*Raw records*:
|---|

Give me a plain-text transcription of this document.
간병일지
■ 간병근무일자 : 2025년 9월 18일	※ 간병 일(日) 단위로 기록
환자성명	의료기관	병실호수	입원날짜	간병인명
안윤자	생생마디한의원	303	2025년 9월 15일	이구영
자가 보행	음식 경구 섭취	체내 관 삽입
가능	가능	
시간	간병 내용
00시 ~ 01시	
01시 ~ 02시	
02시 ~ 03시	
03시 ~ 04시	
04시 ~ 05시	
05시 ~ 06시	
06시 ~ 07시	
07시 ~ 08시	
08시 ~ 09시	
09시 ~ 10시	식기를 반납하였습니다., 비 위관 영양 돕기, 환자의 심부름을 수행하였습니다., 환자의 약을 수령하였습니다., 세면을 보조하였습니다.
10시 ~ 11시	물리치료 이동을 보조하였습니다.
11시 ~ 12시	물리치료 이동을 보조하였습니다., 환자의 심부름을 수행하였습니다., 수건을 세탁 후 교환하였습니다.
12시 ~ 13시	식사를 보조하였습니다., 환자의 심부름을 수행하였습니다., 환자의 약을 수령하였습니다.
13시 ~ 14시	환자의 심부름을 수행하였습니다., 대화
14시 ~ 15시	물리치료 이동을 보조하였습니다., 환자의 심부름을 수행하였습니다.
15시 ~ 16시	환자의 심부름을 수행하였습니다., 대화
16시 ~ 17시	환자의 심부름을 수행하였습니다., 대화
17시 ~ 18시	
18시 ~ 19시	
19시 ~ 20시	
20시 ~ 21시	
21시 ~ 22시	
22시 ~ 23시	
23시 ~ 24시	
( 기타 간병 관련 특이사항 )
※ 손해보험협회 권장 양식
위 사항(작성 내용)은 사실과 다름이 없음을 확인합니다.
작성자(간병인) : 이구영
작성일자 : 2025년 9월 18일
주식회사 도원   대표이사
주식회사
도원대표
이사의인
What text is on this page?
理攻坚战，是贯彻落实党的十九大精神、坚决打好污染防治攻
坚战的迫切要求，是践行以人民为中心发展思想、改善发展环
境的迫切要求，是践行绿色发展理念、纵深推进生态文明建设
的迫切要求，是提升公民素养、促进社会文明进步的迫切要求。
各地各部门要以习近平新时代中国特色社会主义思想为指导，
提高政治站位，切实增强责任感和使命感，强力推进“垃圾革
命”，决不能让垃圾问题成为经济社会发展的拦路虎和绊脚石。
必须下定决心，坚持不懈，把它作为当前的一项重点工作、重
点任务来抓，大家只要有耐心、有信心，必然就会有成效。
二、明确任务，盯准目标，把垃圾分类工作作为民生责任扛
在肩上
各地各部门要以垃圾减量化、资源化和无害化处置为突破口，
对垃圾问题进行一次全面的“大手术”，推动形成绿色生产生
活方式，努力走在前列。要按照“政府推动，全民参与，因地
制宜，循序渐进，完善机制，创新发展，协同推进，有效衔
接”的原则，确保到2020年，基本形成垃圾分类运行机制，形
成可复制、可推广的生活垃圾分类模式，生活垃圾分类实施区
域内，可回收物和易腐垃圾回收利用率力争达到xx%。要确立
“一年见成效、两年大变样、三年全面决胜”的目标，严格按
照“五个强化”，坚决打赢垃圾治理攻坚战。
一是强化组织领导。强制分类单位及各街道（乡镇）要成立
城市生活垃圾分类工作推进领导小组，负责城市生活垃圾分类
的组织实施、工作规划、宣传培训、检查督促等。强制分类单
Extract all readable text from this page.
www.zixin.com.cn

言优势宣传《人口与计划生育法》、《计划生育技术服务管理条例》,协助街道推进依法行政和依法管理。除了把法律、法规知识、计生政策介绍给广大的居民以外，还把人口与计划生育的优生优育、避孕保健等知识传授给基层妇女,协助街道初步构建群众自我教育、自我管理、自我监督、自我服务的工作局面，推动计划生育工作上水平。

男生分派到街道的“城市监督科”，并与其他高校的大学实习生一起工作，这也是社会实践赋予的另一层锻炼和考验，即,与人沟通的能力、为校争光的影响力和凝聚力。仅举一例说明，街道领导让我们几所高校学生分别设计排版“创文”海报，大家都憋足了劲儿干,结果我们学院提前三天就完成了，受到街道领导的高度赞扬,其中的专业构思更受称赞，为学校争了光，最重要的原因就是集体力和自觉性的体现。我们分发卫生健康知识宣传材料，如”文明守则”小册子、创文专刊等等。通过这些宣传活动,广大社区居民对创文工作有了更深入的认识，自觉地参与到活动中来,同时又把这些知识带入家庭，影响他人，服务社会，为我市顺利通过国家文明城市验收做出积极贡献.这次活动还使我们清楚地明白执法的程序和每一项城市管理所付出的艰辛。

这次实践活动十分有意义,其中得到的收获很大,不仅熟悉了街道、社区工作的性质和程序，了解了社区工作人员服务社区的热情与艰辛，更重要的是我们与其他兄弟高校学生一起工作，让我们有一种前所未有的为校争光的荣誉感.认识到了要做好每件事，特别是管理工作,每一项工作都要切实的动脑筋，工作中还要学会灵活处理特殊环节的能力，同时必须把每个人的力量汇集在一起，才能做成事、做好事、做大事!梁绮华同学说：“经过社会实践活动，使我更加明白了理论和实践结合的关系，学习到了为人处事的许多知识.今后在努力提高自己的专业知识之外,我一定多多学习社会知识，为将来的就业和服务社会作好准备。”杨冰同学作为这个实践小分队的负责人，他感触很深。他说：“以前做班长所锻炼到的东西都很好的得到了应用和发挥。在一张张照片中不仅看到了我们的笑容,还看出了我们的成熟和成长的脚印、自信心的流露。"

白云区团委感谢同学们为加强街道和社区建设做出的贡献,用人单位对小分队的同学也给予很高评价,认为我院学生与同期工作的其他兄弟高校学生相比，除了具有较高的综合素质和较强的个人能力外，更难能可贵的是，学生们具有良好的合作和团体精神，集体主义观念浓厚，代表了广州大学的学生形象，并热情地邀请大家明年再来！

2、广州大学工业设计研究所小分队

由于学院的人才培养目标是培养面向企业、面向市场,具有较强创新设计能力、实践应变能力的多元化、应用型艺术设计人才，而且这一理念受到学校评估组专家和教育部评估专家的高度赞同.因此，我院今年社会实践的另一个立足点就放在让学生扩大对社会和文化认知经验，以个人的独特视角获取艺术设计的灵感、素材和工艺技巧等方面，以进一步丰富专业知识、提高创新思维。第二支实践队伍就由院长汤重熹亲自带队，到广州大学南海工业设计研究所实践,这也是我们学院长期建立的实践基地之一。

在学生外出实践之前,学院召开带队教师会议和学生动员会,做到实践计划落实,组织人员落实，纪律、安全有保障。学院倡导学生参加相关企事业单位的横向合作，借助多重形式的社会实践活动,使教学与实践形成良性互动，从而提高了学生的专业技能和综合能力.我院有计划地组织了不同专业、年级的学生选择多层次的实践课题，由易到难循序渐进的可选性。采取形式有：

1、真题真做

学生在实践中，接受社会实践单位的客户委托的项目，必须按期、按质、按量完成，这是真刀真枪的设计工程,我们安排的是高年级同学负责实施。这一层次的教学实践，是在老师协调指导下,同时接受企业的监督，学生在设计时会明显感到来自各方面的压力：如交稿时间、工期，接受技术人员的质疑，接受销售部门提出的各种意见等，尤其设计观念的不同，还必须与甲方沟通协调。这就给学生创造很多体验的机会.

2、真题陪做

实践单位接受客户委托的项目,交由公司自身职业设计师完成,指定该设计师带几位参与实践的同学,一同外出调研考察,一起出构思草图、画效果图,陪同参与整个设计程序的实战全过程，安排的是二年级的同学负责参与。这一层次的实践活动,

|---|

*What the task requires*: Show the data once more, exactly as it was written.

*Written response*:
Give me a plain-text transcription of this document.
간병일지
■ 간병근무일자 : 2025년 9월 18일	※ 간병 일(日) 단위로 기록
환자성명	의료기관	병실호수	입원날짜	간병인명
안윤자	생생마디한의원	303	2025년 9월 15일	이구영
자가 보행	음식 경구 섭취	체내 관 삽입
가능	가능	
시간	간병 내용
00시 ~ 01시	
01시 ~ 02시	
02시 ~ 03시	
03시 ~ 04시	
04시 ~ 05시	
05시 ~ 06시	
06시 ~ 07시	
07시 ~ 08시	
08시 ~ 09시	
09시 ~ 10시	식기를 반납하였습니다., 비 위관 영양 돕기, 환자의 심부름을 수행하였습니다., 환자의 약을 수령하였습니다., 세면을 보조하였습니다.
10시 ~ 11시	물리치료 이동을 보조하였습니다.
11시 ~ 12시	물리치료 이동을 보조하였습니다., 환자의 심부름을 수행하였습니다., 수건을 세탁 후 교환하였습니다.
12시 ~ 13시	식사를 보조하였습니다., 환자의 심부름을 수행하였습니다., 환자의 약을 수령하였습니다.
13시 ~ 14시	환자의 심부름을 수행하였습니다., 대화
14시 ~ 15시	물리치료 이동을 보조하였습니다., 환자의 심부름을 수행하였습니다.
15시 ~ 16시	환자의 심부름을 수행하였습니다., 대화
16시 ~ 17시	환자의 심부름을 수행하였습니다., 대화
17시 ~ 18시	
18시 ~ 19시	
19시 ~ 20시	
20시 ~ 21시	
21시 ~ 22시	
22시 ~ 23시	
23시 ~ 24시	
( 기타 간병 관련 특이사항 )
※ 손해보험협회 권장 양식
위 사항(작성 내용)은 사실과 다름이 없음을 확인합니다.
작성자(간병인) : 이구영
작성일자 : 2025년 9월 18일
주식회사 도원   대표이사
주식회사
도원대표
이사의인
What text is on this page?
理攻坚战，是贯彻落实党的十九大精神、坚决打好污染防治攻
坚战的迫切要求，是践行以人民为中心发展思想、改善发展环
境的迫切要求，是践行绿色发展理念、纵深推进生态文明建设
的迫切要求，是提升公民素养、促进社会文明进步的迫切要求。
各地各部门要以习近平新时代中国特色社会主义思想为指导，
提高政治站位，切实增强责任感和使命感，强力推进“垃圾革
命”，决不能让垃圾问题成为经济社会发展的拦路虎和绊脚石。
必须下定决心，坚持不懈，把它作为当前的一项重点工作、重
点任务来抓，大家只要有耐心、有信心，必然就会有成效。
二、明确任务，盯准目标，把垃圾分类工作作为民生责任扛
在肩上
各地各部门要以垃圾减量化、资源化和无害化处置为突破口，
对垃圾问题进行一次全面的“大手术”，推动形成绿色生产生
活方式，努力走在前列。要按照“政府推动，全民参与，因地
制宜，循序渐进，完善机制，创新发展，协同推进，有效衔
接”的原则，确保到2020年，基本形成垃圾分类运行机制，形
成可复制、可推广的生活垃圾分类模式，生活垃圾分类实施区
域内，可回收物和易腐垃圾回收利用率力争达到xx%。要确立
“一年见成效、两年大变样、三年全面决胜”的目标，严格按
照“五个强化”，坚决打赢垃圾治理攻坚战。
一是强化组织领导。强制分类单位及各街道（乡镇）要成立
城市生活垃圾分类工作推进领导小组，负责城市生活垃圾分类
的组织实施、工作规划、宣传培训、检查督促等。强制分类单
Extract all readable text from this page.
www.zixin.com.cn

言优势宣传《人口与计划生育法》、《计划生育技术服务管理条例》,协助街道推进依法行政和依法管理。除了把法律、法规知识、计生政策介绍给广大的居民以外，还把人口与计划生育的优生优育、避孕保健等知识传授给基层妇女,协助街道初步构建群众自我教育、自我管理、自我监督、自我服务的工作局面，推动计划生育工作上水平。

男生分派到街道的“城市监督科”，并与其他高校的大学实习生一起工作，这也是社会实践赋予的另一层锻炼和考验，即,与人沟通的能力、为校争光的影响力和凝聚力。仅举一例说明，街道领导让我们几所高校学生分别设计排版“创文”海报，大家都憋足了劲儿干,结果我们学院提前三天就完成了，受到街道领导的高度赞扬,其中的专业构思更受称赞，为学校争了光，最重要的原因就是集体力和自觉性的体现。我们分发卫生健康知识宣传材料，如”文明守则”小册子、创文专刊等等。通过这些宣传活动,广大社区居民对创文工作有了更深入的认识，自觉地参与到活动中来,同时又把这些知识带入家庭，影响他人，服务社会，为我市顺利通过国家文明城市验收做出积极贡献.这次活动还使我们清楚地明白执法的程序和每一项城市管理所付出的艰辛。

这次实践活动十分有意义,其中得到的收获很大,不仅熟悉了街道、社区工作的性质和程序，了解了社区工作人员服务社区的热情与艰辛，更重要的是我们与其他兄弟高校学生一起工作，让我们有一种前所未有的为校争光的荣誉感.认识到了要做好每件事，特别是管理工作,每一项工作都要切实的动脑筋，工作中还要学会灵活处理特殊环节的能力，同时必须把每个人的力量汇集在一起，才能做成事、做好事、做大事!梁绮华同学说：“经过社会实践活动，使我更加明白了理论和实践结合的关系，学习到了为人处事的许多知识.今后在努力提高自己的专业知识之外,我一定多多学习社会知识，为将来的就业和服务社会作好准备。”杨冰同学作为这个实践小分队的负责人，他感触很深。他说：“以前做班长所锻炼到的东西都很好的得到了应用和发挥。在一张张照片中不仅看到了我们的笑容,还看出了我们的成熟和成长的脚印、自信心的流露。"

白云区团委感谢同学们为加强街道和社区建设做出的贡献,用人单位对小分队的同学也给予很高评价,认为我院学生与同期工作的其他兄弟高校学生相比，除了具有较高的综合素质和较强的个人能力外，更难能可贵的是，学生们具有良好的合作和团体精神，集体主义观念浓厚，代表了广州大学的学生形象，并热情地邀请大家明年再来！

2、广州大学工业设计研究所小分队

由于学院的人才培养目标是培养面向企业、面向市场,具有较强创新设计能力、实践应变能力的多元化、应用型艺术设计人才，而且这一理念受到学校评估组专家和教育部评估专家的高度赞同.因此，我院今年社会实践的另一个立足点就放在让学生扩大对社会和文化认知经验，以个人的独特视角获取艺术设计的灵感、素材和工艺技巧等方面，以进一步丰富专业知识、提高创新思维。第二支实践队伍就由院长汤重熹亲自带队，到广州大学南海工业设计研究所实践,这也是我们学院长期建立的实践基地之一。

在学生外出实践之前,学院召开带队教师会议和学生动员会,做到实践计划落实,组织人员落实，纪律、安全有保障。学院倡导学生参加相关企事业单位的横向合作，借助多重形式的社会实践活动,使教学与实践形成良性互动，从而提高了学生的专业技能和综合能力.我院有计划地组织了不同专业、年级的学生选择多层次的实践课题，由易到难循序渐进的可选性。采取形式有：

1、真题真做

学生在实践中，接受社会实践单位的客户委托的项目，必须按期、按质、按量完成，这是真刀真枪的设计工程,我们安排的是高年级同学负责实施。这一层次的教学实践，是在老师协调指导下,同时接受企业的监督，学生在设计时会明显感到来自各方面的压力：如交稿时间、工期，接受技术人员的质疑，接受销售部门提出的各种意见等，尤其设计观念的不同，还必须与甲方沟通协调。这就给学生创造很多体验的机会.

2、真题陪做

实践单位接受客户委托的项目,交由公司自身职业设计师完成,指定该设计师带几位参与实践的同学,一同外出调研考察,一起出构思草图、画效果图,陪同参与整个设计程序的实战全过程，安排的是二年级的同学负责参与。这一层次的实践活动,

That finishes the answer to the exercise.